Dataset excerpts ▸

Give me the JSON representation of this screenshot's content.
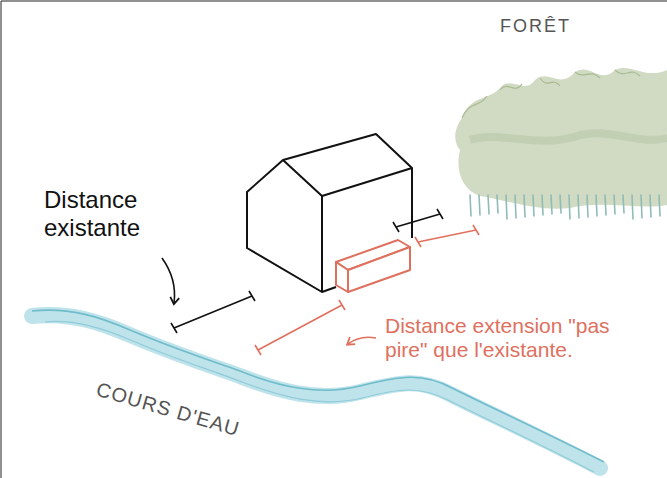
{
  "diagram": {
    "labels": [
      "FORÊT",
      "Distance existante",
      "Distance extension \"pas pire\" que l'existante.",
      "COURS D'EAU"
    ]
  }
}
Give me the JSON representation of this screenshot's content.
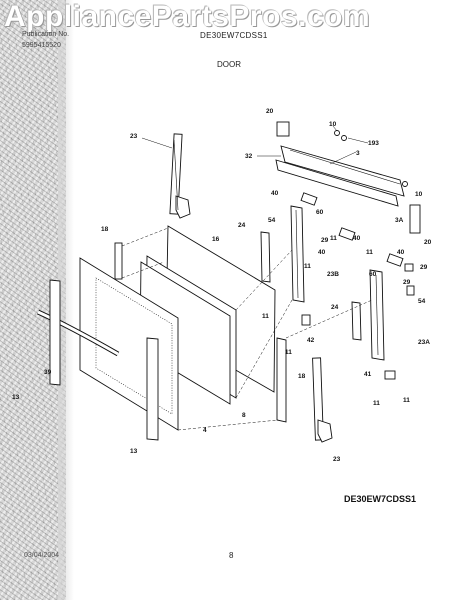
{
  "watermark": "AppliancePartsPros.com",
  "header": {
    "pub_label": "Publication No.",
    "pub_number": "5995415520",
    "model": "DE30EW7CDSS1",
    "section_title": "DOOR"
  },
  "callouts": {
    "c3": "3",
    "c3a": "3A",
    "c4": "4",
    "c8": "8",
    "c10a": "10",
    "c10b": "10",
    "c11a": "11",
    "c11b": "11",
    "c11c": "11",
    "c11d": "11",
    "c13a": "13",
    "c13b": "13",
    "c16": "16",
    "c18a": "18",
    "c18b": "18",
    "c20a": "20",
    "c20b": "20",
    "c23a": "23",
    "c23b": "23",
    "c23a_lbl": "23A",
    "c23b_lbl": "23B",
    "c24a": "24",
    "c24b": "24",
    "c29a": "29",
    "c29b": "29",
    "c29c": "29",
    "c32": "32",
    "c39": "39",
    "c40a": "40",
    "c40b": "40",
    "c40c": "40",
    "c41": "41",
    "c42": "42",
    "c54a": "54",
    "c54b": "54",
    "c60a": "60",
    "c60b": "60",
    "c193": "193"
  },
  "footer": {
    "model": "DE30EW7CDSS1",
    "date": "03/04/2004",
    "page": "8"
  },
  "colors": {
    "line": "#111111",
    "texture": "#d6d6d6",
    "background": "#ffffff"
  }
}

Problem description ▸
Transcribe the records above exactly as they appear, leaving out any pictures.

Response ▸
Give me the JSON representation of this screenshot's content.
{
  "diagram": {
    "labels": [
      "FORÊT",
      "Distance existante",
      "Distance extension \"pas pire\" que l'existante.",
      "COURS D'EAU"
    ]
  }
}
Give me the JSON representation of this screenshot's content.
{
  "watermark": "AppliancePartsPros.com",
  "header": {
    "pub_label": "Publication No.",
    "pub_number": "5995415520",
    "model": "DE30EW7CDSS1",
    "section_title": "DOOR"
  },
  "callouts": {
    "c3": "3",
    "c3a": "3A",
    "c4": "4",
    "c8": "8",
    "c10a": "10",
    "c10b": "10",
    "c11a": "11",
    "c11b": "11",
    "c11c": "11",
    "c11d": "11",
    "c13a": "13",
    "c13b": "13",
    "c16": "16",
    "c18a": "18",
    "c18b": "18",
    "c20a": "20",
    "c20b": "20",
    "c23a": "23",
    "c23b": "23",
    "c23a_lbl": "23A",
    "c23b_lbl": "23B",
    "c24a": "24",
    "c24b": "24",
    "c29a": "29",
    "c29b": "29",
    "c29c": "29",
    "c32": "32",
    "c39": "39",
    "c40a": "40",
    "c40b": "40",
    "c40c": "40",
    "c41": "41",
    "c42": "42",
    "c54a": "54",
    "c54b": "54",
    "c60a": "60",
    "c60b": "60",
    "c193": "193"
  },
  "footer": {
    "model": "DE30EW7CDSS1",
    "date": "03/04/2004",
    "page": "8"
  },
  "colors": {
    "line": "#111111",
    "texture": "#d6d6d6",
    "background": "#ffffff"
  }
}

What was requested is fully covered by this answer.